PROMPT:
Your task is to output the data exactly as it stands.

══════════

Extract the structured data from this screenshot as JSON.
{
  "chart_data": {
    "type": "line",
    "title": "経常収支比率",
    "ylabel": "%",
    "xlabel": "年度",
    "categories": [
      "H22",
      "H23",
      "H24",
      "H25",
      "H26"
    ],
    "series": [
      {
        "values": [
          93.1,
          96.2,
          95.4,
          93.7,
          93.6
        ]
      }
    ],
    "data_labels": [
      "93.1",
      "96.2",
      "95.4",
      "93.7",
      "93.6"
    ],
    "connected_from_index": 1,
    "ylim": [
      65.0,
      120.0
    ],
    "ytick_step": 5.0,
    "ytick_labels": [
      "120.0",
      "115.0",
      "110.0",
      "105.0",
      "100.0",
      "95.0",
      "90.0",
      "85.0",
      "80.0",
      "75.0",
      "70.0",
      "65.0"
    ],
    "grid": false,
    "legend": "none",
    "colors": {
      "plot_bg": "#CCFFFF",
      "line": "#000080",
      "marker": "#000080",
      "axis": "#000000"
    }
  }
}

══════════

WORKED ANSWER:
Extract the structured data from this screenshot as JSON.
{
  "chart_data": {
    "type": "line",
    "title": "経常収支比率",
    "ylabel": "%",
    "xlabel": "年度",
    "categories": [
      "H22",
      "H23",
      "H24",
      "H25",
      "H26"
    ],
    "series": [
      {
        "values": [
          93.1,
          96.2,
          95.4,
          93.7,
          93.6
        ]
      }
    ],
    "data_labels": [
      "93.1",
      "96.2",
      "95.4",
      "93.7",
      "93.6"
    ],
    "connected_from_index": 1,
    "ylim": [
      65.0,
      120.0
    ],
    "ytick_step": 5.0,
    "ytick_labels": [
      "120.0",
      "115.0",
      "110.0",
      "105.0",
      "100.0",
      "95.0",
      "90.0",
      "85.0",
      "80.0",
      "75.0",
      "70.0",
      "65.0"
    ],
    "grid": false,
    "legend": "none",
    "colors": {
      "plot_bg": "#CCFFFF",
      "line": "#000080",
      "marker": "#000080",
      "axis": "#000000"
    }
  }
}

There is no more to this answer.